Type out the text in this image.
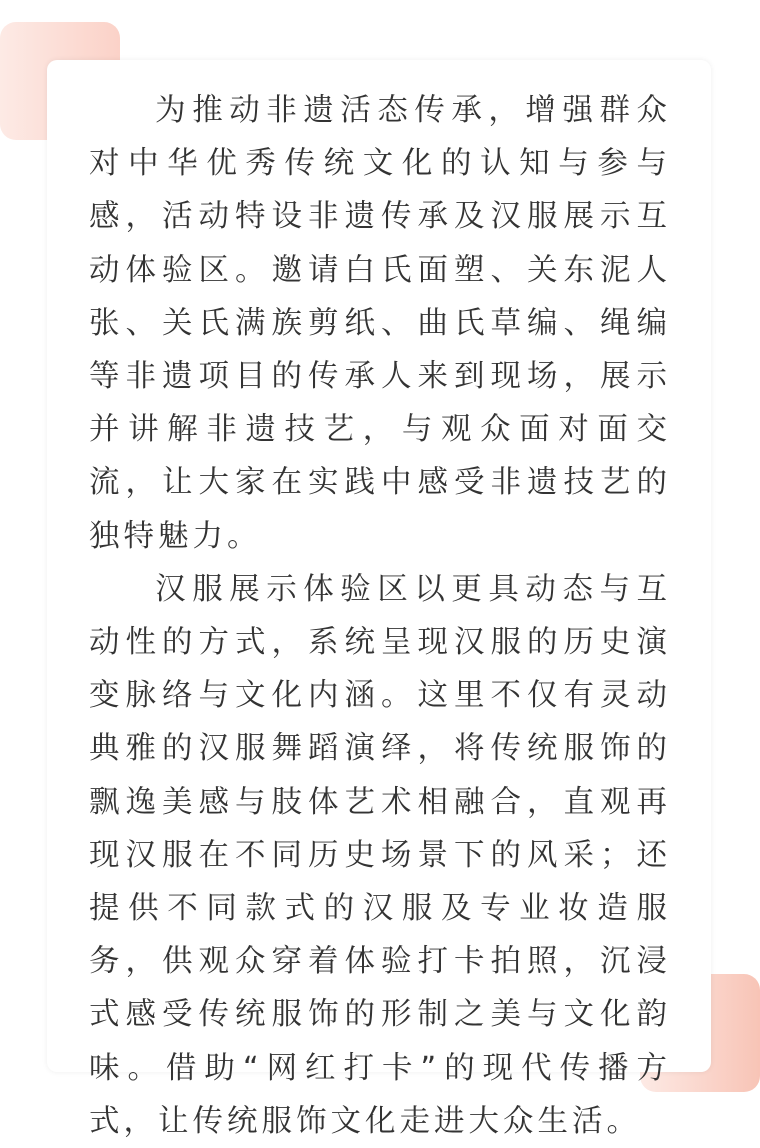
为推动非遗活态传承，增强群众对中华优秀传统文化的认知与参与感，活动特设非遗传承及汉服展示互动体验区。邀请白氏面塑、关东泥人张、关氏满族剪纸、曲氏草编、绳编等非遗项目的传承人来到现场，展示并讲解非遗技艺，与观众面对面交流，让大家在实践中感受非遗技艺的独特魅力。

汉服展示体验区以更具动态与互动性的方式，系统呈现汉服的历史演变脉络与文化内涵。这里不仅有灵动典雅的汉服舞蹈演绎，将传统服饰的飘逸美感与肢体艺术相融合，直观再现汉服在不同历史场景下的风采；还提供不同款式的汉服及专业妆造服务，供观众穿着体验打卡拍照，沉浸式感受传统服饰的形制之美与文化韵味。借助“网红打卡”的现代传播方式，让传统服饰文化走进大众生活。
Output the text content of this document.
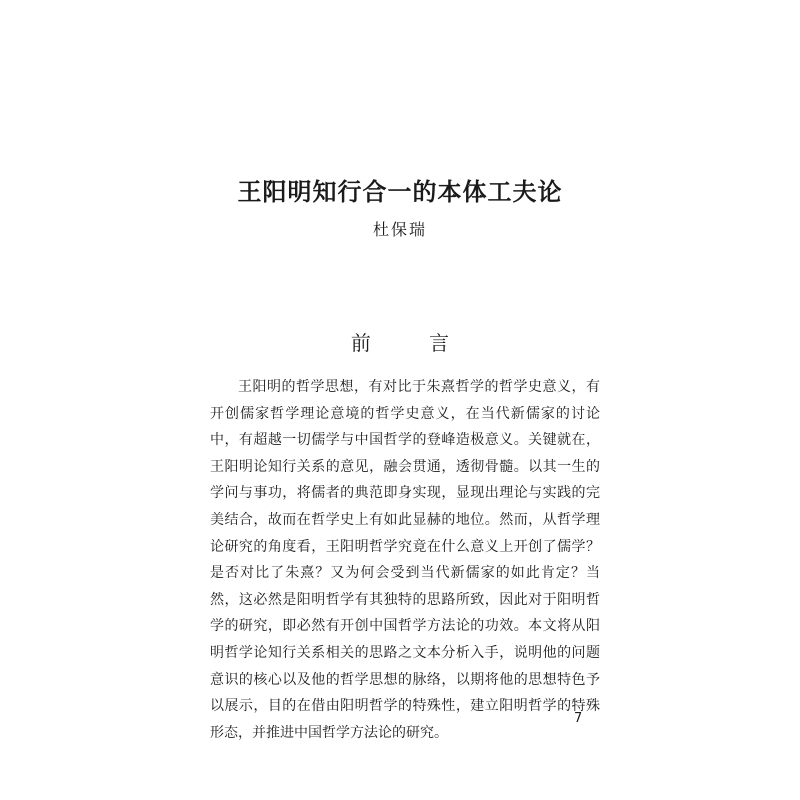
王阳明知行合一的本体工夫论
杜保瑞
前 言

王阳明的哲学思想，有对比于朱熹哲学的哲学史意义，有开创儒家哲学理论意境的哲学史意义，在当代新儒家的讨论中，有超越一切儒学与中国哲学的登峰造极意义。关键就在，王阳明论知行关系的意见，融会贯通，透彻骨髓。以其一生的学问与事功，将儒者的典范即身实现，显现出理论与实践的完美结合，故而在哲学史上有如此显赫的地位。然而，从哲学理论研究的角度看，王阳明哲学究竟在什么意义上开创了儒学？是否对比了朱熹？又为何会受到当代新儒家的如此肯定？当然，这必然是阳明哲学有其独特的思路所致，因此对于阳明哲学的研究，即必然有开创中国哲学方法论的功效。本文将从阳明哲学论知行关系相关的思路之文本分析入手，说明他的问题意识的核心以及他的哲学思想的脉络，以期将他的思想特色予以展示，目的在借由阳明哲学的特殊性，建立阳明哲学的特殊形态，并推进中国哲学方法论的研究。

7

☆ ☆ ☆ ☆

Work to be completed:
Copy every line of the listing where the word "this" appears.

Expected answer:
Type out the text in this image.
Output the text content of this document.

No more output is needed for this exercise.